▸ GOAL:
In the entries below, find every line holding the string "THAT" and collect it.

▸ RECORDS PROVIDED:

+ + +

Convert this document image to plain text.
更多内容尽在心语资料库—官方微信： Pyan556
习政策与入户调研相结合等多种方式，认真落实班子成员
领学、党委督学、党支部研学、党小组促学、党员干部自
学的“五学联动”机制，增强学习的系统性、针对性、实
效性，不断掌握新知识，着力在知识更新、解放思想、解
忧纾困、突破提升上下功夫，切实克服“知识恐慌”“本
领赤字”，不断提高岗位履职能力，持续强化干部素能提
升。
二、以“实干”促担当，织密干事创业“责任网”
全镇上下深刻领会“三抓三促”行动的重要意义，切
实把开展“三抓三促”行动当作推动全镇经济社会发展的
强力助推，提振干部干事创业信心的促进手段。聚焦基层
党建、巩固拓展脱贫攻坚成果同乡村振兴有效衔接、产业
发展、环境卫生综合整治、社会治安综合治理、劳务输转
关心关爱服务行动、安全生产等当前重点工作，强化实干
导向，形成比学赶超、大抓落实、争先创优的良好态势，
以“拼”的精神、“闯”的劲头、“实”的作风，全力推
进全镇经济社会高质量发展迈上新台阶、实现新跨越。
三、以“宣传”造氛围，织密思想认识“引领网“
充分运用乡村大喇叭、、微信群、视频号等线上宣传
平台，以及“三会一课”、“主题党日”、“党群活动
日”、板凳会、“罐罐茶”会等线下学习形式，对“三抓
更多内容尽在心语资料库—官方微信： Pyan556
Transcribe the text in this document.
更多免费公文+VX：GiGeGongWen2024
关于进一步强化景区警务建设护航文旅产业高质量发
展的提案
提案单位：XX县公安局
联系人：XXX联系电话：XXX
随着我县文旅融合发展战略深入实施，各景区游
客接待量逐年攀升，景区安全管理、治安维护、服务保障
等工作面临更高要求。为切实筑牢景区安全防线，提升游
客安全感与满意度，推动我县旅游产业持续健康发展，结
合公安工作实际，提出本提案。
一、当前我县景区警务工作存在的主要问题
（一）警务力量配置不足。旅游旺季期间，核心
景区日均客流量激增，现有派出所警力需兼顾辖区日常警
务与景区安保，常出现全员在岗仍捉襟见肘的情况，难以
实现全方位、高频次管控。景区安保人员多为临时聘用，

+ + +

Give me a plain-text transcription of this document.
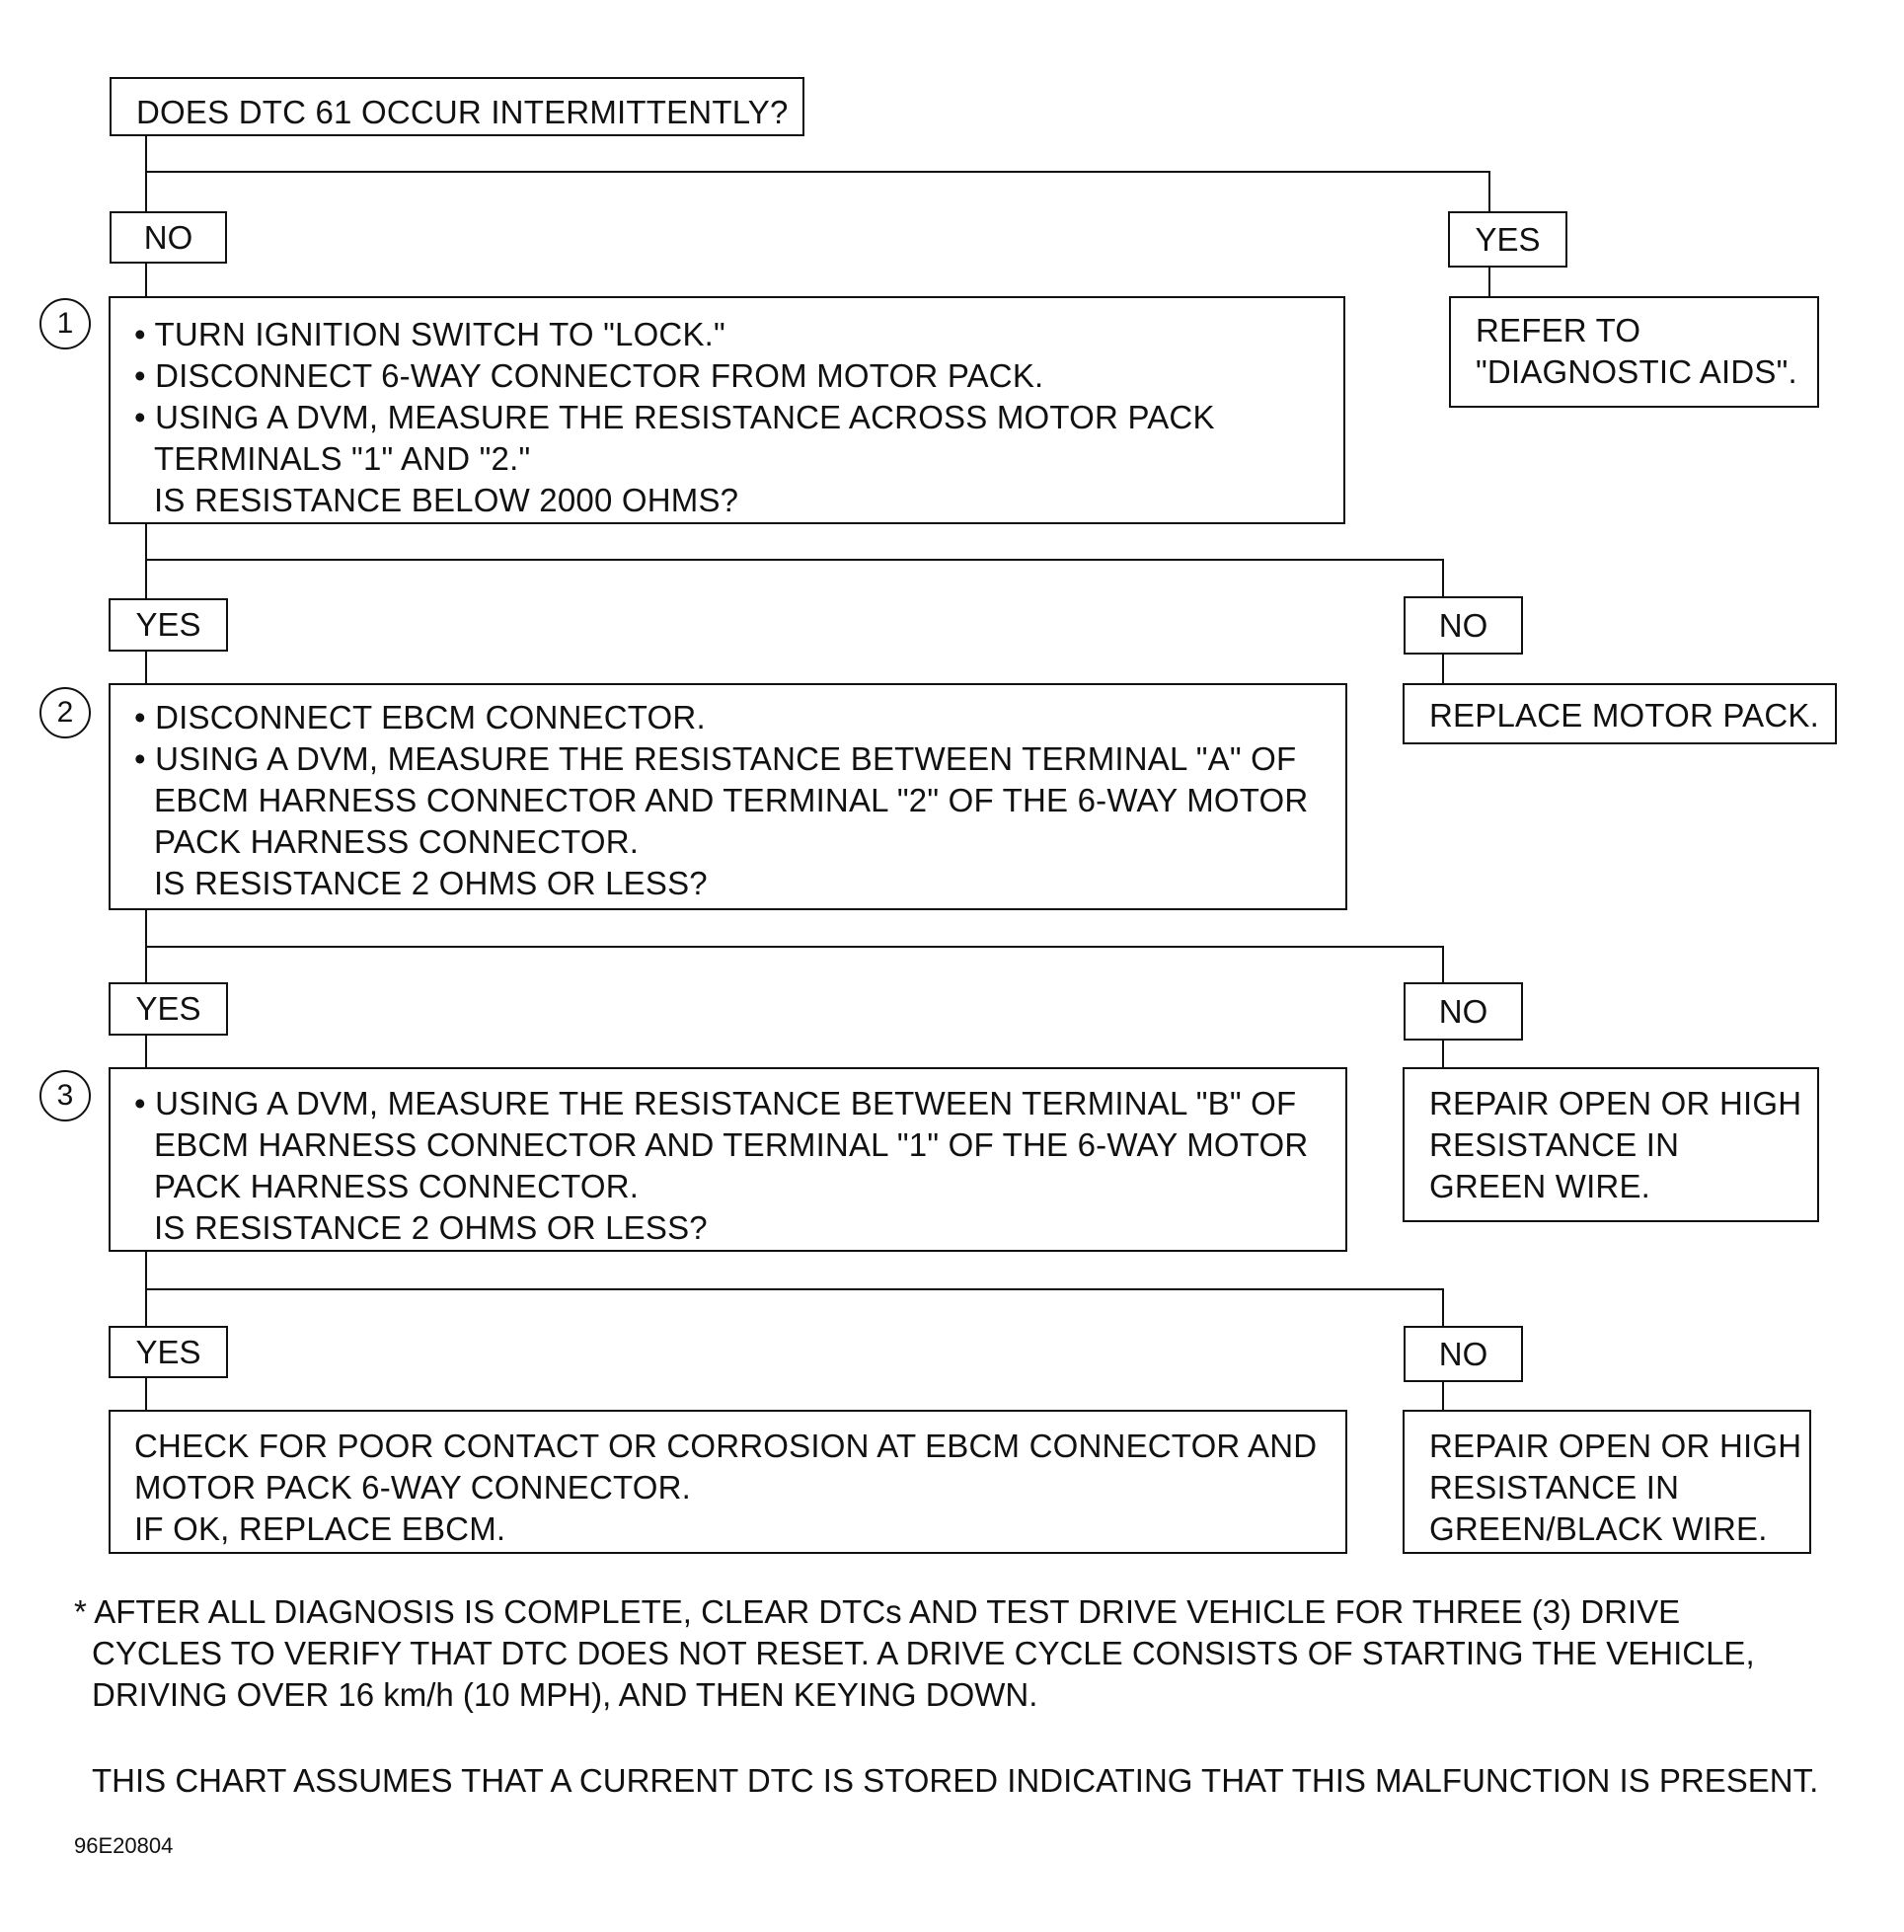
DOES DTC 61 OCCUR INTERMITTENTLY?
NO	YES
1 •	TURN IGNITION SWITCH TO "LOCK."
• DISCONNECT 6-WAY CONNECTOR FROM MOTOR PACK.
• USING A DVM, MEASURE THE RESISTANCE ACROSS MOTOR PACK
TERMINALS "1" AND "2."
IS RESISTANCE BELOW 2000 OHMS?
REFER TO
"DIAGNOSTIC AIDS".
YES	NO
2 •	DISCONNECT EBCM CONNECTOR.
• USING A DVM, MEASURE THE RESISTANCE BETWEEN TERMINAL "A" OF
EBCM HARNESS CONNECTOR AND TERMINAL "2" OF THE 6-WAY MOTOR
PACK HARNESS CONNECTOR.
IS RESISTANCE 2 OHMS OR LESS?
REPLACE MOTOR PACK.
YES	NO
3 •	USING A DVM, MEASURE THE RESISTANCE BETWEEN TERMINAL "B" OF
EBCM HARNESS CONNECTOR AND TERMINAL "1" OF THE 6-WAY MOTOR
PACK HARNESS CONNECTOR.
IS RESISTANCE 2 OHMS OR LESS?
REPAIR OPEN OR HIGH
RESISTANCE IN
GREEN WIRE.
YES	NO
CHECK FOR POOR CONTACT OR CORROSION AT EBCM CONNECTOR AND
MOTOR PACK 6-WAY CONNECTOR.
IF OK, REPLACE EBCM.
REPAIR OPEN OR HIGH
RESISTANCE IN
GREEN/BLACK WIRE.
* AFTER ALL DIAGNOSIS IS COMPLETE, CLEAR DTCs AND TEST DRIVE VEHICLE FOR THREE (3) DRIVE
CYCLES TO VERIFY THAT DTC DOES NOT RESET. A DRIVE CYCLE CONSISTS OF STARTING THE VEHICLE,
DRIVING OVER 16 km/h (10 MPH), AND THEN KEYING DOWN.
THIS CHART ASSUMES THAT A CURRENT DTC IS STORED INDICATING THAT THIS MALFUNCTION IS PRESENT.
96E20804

+ + +

▸ REPLY:
CYCLES TO VERIFY THAT DTC DOES NOT RESET. A DRIVE CYCLE CONSISTS OF STARTING THE VEHICLE,
THIS CHART ASSUMES THAT A CURRENT DTC IS STORED INDICATING THAT THIS MALFUNCTION IS PRESENT.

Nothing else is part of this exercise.